[What the task asks]
Restate all of the data exactly.

*** Entries shown ***

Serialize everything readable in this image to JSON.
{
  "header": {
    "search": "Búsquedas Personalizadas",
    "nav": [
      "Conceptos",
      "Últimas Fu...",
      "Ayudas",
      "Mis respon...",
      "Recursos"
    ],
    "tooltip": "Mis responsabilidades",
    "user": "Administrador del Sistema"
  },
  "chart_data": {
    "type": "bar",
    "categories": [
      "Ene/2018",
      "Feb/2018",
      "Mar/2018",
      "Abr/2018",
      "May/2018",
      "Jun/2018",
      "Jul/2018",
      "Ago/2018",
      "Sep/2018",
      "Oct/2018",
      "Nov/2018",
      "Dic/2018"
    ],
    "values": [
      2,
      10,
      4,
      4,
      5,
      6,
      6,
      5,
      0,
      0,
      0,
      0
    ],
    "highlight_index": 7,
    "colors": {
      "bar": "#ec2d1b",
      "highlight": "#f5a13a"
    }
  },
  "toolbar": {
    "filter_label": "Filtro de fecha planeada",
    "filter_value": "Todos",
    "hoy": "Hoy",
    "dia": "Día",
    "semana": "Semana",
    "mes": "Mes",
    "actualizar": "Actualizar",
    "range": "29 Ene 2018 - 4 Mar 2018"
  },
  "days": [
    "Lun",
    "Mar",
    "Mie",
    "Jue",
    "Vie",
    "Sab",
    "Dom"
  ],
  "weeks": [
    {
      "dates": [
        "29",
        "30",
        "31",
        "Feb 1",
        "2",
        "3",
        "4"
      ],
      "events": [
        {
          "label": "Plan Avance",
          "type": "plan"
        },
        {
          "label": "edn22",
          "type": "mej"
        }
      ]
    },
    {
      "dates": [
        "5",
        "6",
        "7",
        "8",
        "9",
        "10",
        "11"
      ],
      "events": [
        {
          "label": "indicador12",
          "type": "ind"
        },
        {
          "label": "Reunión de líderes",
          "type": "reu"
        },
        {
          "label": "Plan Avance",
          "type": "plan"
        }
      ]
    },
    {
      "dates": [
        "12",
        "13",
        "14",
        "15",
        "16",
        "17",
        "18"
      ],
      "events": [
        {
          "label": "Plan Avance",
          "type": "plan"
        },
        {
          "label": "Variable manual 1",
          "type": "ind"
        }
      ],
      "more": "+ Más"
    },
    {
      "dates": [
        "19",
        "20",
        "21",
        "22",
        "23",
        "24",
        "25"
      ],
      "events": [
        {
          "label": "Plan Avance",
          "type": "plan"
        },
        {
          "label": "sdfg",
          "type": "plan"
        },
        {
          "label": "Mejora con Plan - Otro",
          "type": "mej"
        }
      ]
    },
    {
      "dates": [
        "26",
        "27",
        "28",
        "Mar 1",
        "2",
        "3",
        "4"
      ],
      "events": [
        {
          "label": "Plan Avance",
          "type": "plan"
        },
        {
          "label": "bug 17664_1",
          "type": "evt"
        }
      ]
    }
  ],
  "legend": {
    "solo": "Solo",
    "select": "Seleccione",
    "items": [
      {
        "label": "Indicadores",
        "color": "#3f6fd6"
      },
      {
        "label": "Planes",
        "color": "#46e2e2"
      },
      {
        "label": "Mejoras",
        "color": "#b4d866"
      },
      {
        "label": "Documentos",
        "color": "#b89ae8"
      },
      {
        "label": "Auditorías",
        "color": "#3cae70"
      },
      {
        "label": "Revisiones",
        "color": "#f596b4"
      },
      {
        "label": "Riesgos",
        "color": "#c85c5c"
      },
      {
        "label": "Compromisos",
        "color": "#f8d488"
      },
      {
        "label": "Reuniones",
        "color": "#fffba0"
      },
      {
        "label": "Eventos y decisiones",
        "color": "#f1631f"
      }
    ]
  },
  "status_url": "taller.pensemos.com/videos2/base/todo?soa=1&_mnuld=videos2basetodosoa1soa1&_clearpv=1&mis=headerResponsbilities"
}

***

[Answer below]
Serialize everything readable in this image to JSON.
{
  "header": {
    "search": "Búsquedas Personalizadas",
    "nav": [
      "Conceptos",
      "Últimas Fu...",
      "Ayudas",
      "Mis respon...",
      "Recursos"
    ],
    "tooltip": "Mis responsabilidades",
    "user": "Administrador del Sistema"
  },
  "chart_data": {
    "type": "bar",
    "categories": [
      "Ene/2018",
      "Feb/2018",
      "Mar/2018",
      "Abr/2018",
      "May/2018",
      "Jun/2018",
      "Jul/2018",
      "Ago/2018",
      "Sep/2018",
      "Oct/2018",
      "Nov/2018",
      "Dic/2018"
    ],
    "values": [
      2,
      10,
      4,
      4,
      5,
      6,
      6,
      5,
      0,
      0,
      0,
      0
    ],
    "highlight_index": 7,
    "colors": {
      "bar": "#ec2d1b",
      "highlight": "#f5a13a"
    }
  },
  "toolbar": {
    "filter_label": "Filtro de fecha planeada",
    "filter_value": "Todos",
    "hoy": "Hoy",
    "dia": "Día",
    "semana": "Semana",
    "mes": "Mes",
    "actualizar": "Actualizar",
    "range": "29 Ene 2018 - 4 Mar 2018"
  },
  "days": [
    "Lun",
    "Mar",
    "Mie",
    "Jue",
    "Vie",
    "Sab",
    "Dom"
  ],
  "weeks": [
    {
      "dates": [
        "29",
        "30",
        "31",
        "Feb 1",
        "2",
        "3",
        "4"
      ],
      "events": [
        {
          "label": "Plan Avance",
          "type": "plan"
        },
        {
          "label": "edn22",
          "type": "mej"
        }
      ]
    },
    {
      "dates": [
        "5",
        "6",
        "7",
        "8",
        "9",
        "10",
        "11"
      ],
      "events": [
        {
          "label": "indicador12",
          "type": "ind"
        },
        {
          "label": "Reunión de líderes",
          "type": "reu"
        },
        {
          "label": "Plan Avance",
          "type": "plan"
        }
      ]
    },
    {
      "dates": [
        "12",
        "13",
        "14",
        "15",
        "16",
        "17",
        "18"
      ],
      "events": [
        {
          "label": "Plan Avance",
          "type": "plan"
        },
        {
          "label": "Variable manual 1",
          "type": "ind"
        }
      ],
      "more": "+ Más"
    },
    {
      "dates": [
        "19",
        "20",
        "21",
        "22",
        "23",
        "24",
        "25"
      ],
      "events": [
        {
          "label": "Plan Avance",
          "type": "plan"
        },
        {
          "label": "sdfg",
          "type": "plan"
        },
        {
          "label": "Mejora con Plan - Otro",
          "type": "mej"
        }
      ]
    },
    {
      "dates": [
        "26",
        "27",
        "28",
        "Mar 1",
        "2",
        "3",
        "4"
      ],
      "events": [
        {
          "label": "Plan Avance",
          "type": "plan"
        },
        {
          "label": "bug 17664_1",
          "type": "evt"
        }
      ]
    }
  ],
  "legend": {
    "solo": "Solo",
    "select": "Seleccione",
    "items": [
      {
        "label": "Indicadores",
        "color": "#3f6fd6"
      },
      {
        "label": "Planes",
        "color": "#46e2e2"
      },
      {
        "label": "Mejoras",
        "color": "#b4d866"
      },
      {
        "label": "Documentos",
        "color": "#b89ae8"
      },
      {
        "label": "Auditorías",
        "color": "#3cae70"
      },
      {
        "label": "Revisiones",
        "color": "#f596b4"
      },
      {
        "label": "Riesgos",
        "color": "#c85c5c"
      },
      {
        "label": "Compromisos",
        "color": "#f8d488"
      },
      {
        "label": "Reuniones",
        "color": "#fffba0"
      },
      {
        "label": "Eventos y decisiones",
        "color": "#f1631f"
      }
    ]
  },
  "status_url": "taller.pensemos.com/videos2/base/todo?soa=1&_mnuld=videos2basetodosoa1soa1&_clearpv=1&mis=headerResponsbilities"
}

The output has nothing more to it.